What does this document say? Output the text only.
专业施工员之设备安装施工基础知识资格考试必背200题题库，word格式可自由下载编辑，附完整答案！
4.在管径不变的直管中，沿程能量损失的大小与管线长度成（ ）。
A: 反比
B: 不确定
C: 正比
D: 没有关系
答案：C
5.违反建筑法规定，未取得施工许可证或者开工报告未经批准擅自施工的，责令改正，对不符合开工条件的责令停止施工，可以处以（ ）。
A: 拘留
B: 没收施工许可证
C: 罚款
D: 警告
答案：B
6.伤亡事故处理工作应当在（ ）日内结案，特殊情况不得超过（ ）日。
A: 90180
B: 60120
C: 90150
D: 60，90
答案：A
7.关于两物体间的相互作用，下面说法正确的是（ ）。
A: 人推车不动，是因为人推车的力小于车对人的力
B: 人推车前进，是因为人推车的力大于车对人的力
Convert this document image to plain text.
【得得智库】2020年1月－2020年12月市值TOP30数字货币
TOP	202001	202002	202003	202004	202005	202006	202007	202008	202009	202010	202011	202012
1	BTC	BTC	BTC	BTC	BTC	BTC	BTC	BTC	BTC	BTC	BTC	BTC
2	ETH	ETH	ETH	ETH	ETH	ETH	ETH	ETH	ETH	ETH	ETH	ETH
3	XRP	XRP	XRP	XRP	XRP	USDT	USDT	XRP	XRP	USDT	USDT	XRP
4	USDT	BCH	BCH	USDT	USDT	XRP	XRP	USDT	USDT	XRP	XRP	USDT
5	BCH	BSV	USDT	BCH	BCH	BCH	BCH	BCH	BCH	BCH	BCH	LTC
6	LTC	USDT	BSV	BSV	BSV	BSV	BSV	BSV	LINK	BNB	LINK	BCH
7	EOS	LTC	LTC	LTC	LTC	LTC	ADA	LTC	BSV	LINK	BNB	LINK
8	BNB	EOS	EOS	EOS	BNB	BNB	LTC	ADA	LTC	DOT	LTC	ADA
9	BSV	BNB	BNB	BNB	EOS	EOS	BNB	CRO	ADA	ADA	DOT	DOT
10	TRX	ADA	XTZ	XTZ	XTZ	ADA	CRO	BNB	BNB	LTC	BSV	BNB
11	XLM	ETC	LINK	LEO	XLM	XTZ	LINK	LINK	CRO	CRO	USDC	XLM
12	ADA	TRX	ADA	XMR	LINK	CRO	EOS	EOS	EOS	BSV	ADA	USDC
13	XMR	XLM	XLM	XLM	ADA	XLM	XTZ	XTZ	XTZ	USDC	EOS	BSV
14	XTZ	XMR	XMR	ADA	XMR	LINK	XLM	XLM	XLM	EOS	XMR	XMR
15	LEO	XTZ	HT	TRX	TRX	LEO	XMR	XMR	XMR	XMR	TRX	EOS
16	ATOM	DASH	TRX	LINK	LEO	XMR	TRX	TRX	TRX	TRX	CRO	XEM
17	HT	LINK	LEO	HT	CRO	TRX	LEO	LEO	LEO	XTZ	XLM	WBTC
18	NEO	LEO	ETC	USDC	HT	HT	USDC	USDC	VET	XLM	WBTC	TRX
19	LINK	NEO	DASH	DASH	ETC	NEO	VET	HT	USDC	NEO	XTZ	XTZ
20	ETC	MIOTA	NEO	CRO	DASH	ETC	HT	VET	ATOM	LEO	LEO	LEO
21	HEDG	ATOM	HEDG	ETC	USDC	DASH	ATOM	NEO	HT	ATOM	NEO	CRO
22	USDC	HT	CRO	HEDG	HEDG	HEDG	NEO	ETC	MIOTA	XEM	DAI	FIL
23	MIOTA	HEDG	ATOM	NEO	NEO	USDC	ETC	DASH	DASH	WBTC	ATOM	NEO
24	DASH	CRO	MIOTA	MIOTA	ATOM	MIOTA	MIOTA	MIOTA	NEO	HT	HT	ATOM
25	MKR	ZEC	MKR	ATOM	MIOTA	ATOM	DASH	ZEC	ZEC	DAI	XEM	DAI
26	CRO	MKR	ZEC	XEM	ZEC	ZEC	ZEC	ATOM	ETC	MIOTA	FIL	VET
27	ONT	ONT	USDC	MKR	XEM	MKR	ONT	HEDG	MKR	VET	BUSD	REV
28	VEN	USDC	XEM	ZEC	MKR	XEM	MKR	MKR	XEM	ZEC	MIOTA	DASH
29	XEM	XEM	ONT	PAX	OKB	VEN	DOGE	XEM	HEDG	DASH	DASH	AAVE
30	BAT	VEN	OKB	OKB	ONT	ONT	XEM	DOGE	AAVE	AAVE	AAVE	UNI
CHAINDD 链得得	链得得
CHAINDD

WRITTEN EXERCISE: Please repeat the listing above in full and exactly.

FULL OUTPUT:
What does this document say? Output the text only.
专业施工员之设备安装施工基础知识资格考试必背200题题库，word格式可自由下载编辑，附完整答案！
4.在管径不变的直管中，沿程能量损失的大小与管线长度成（ ）。
A: 反比
B: 不确定
C: 正比
D: 没有关系
答案：C
5.违反建筑法规定，未取得施工许可证或者开工报告未经批准擅自施工的，责令改正，对不符合开工条件的责令停止施工，可以处以（ ）。
A: 拘留
B: 没收施工许可证
C: 罚款
D: 警告
答案：B
6.伤亡事故处理工作应当在（ ）日内结案，特殊情况不得超过（ ）日。
A: 90180
B: 60120
C: 90150
D: 60，90
答案：A
7.关于两物体间的相互作用，下面说法正确的是（ ）。
A: 人推车不动，是因为人推车的力小于车对人的力
B: 人推车前进，是因为人推车的力大于车对人的力
Convert this document image to plain text.
【得得智库】2020年1月－2020年12月市值TOP30数字货币
TOP	202001	202002	202003	202004	202005	202006	202007	202008	202009	202010	202011	202012
1	BTC	BTC	BTC	BTC	BTC	BTC	BTC	BTC	BTC	BTC	BTC	BTC
2	ETH	ETH	ETH	ETH	ETH	ETH	ETH	ETH	ETH	ETH	ETH	ETH
3	XRP	XRP	XRP	XRP	XRP	USDT	USDT	XRP	XRP	USDT	USDT	XRP
4	USDT	BCH	BCH	USDT	USDT	XRP	XRP	USDT	USDT	XRP	XRP	USDT
5	BCH	BSV	USDT	BCH	BCH	BCH	BCH	BCH	BCH	BCH	BCH	LTC
6	LTC	USDT	BSV	BSV	BSV	BSV	BSV	BSV	LINK	BNB	LINK	BCH
7	EOS	LTC	LTC	LTC	LTC	LTC	ADA	LTC	BSV	LINK	BNB	LINK
8	BNB	EOS	EOS	EOS	BNB	BNB	LTC	ADA	LTC	DOT	LTC	ADA
9	BSV	BNB	BNB	BNB	EOS	EOS	BNB	CRO	ADA	ADA	DOT	DOT
10	TRX	ADA	XTZ	XTZ	XTZ	ADA	CRO	BNB	BNB	LTC	BSV	BNB
11	XLM	ETC	LINK	LEO	XLM	XTZ	LINK	LINK	CRO	CRO	USDC	XLM
12	ADA	TRX	ADA	XMR	LINK	CRO	EOS	EOS	EOS	BSV	ADA	USDC
13	XMR	XLM	XLM	XLM	ADA	XLM	XTZ	XTZ	XTZ	USDC	EOS	BSV
14	XTZ	XMR	XMR	ADA	XMR	LINK	XLM	XLM	XLM	EOS	XMR	XMR
15	LEO	XTZ	HT	TRX	TRX	LEO	XMR	XMR	XMR	XMR	TRX	EOS
16	ATOM	DASH	TRX	LINK	LEO	XMR	TRX	TRX	TRX	TRX	CRO	XEM
17	HT	LINK	LEO	HT	CRO	TRX	LEO	LEO	LEO	XTZ	XLM	WBTC
18	NEO	LEO	ETC	USDC	HT	HT	USDC	USDC	VET	XLM	WBTC	TRX
19	LINK	NEO	DASH	DASH	ETC	NEO	VET	HT	USDC	NEO	XTZ	XTZ
20	ETC	MIOTA	NEO	CRO	DASH	ETC	HT	VET	ATOM	LEO	LEO	LEO
21	HEDG	ATOM	HEDG	ETC	USDC	DASH	ATOM	NEO	HT	ATOM	NEO	CRO
22	USDC	HT	CRO	HEDG	HEDG	HEDG	NEO	ETC	MIOTA	XEM	DAI	FIL
23	MIOTA	HEDG	ATOM	NEO	NEO	USDC	ETC	DASH	DASH	WBTC	ATOM	NEO
24	DASH	CRO	MIOTA	MIOTA	ATOM	MIOTA	MIOTA	MIOTA	NEO	HT	HT	ATOM
25	MKR	ZEC	MKR	ATOM	MIOTA	ATOM	DASH	ZEC	ZEC	DAI	XEM	DAI
26	CRO	MKR	ZEC	XEM	ZEC	ZEC	ZEC	ATOM	ETC	MIOTA	FIL	VET
27	ONT	ONT	USDC	MKR	XEM	MKR	ONT	HEDG	MKR	VET	BUSD	REV
28	VEN	USDC	XEM	ZEC	MKR	XEM	MKR	MKR	XEM	ZEC	MIOTA	DASH
29	XEM	XEM	ONT	PAX	OKB	VEN	DOGE	XEM	HEDG	DASH	DASH	AAVE
30	BAT	VEN	OKB	OKB	ONT	ONT	XEM	DOGE	AAVE	AAVE	AAVE	UNI
CHAINDD 链得得	链得得
CHAINDD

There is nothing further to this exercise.